## WHAT NEEDS TO BE DONE
Count how many lines include "Diploma" and answer with that number only.

## SUPPLIED INFORMATION

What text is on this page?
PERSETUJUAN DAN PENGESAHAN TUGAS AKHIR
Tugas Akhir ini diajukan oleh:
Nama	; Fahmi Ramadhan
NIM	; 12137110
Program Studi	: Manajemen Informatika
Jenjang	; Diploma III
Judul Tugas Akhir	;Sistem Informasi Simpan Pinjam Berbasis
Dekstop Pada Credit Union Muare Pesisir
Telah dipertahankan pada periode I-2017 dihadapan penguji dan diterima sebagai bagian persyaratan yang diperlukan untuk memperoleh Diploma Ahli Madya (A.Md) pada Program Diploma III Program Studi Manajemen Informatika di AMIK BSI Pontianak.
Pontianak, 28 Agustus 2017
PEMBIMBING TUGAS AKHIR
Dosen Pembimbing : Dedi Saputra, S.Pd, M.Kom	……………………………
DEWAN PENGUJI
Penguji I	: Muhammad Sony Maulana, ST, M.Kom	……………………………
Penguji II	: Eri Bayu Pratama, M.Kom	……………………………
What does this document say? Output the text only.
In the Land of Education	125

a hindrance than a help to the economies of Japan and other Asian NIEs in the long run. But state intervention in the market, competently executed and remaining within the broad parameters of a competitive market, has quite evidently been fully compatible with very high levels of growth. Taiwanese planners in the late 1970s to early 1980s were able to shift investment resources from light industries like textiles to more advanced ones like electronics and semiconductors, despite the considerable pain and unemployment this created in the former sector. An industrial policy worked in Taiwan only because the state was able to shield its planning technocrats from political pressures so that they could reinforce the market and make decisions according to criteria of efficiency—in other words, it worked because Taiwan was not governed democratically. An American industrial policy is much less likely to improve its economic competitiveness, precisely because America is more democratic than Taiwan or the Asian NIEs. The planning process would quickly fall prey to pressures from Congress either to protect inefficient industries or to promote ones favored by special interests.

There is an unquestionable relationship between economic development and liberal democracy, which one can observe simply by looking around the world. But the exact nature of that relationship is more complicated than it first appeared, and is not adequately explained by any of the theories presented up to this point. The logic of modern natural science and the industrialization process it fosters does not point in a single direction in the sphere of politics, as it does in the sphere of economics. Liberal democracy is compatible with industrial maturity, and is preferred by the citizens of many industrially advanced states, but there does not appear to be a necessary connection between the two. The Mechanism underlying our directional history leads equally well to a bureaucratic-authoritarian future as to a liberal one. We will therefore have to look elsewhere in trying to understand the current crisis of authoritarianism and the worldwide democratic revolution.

## FINAL RESULT
2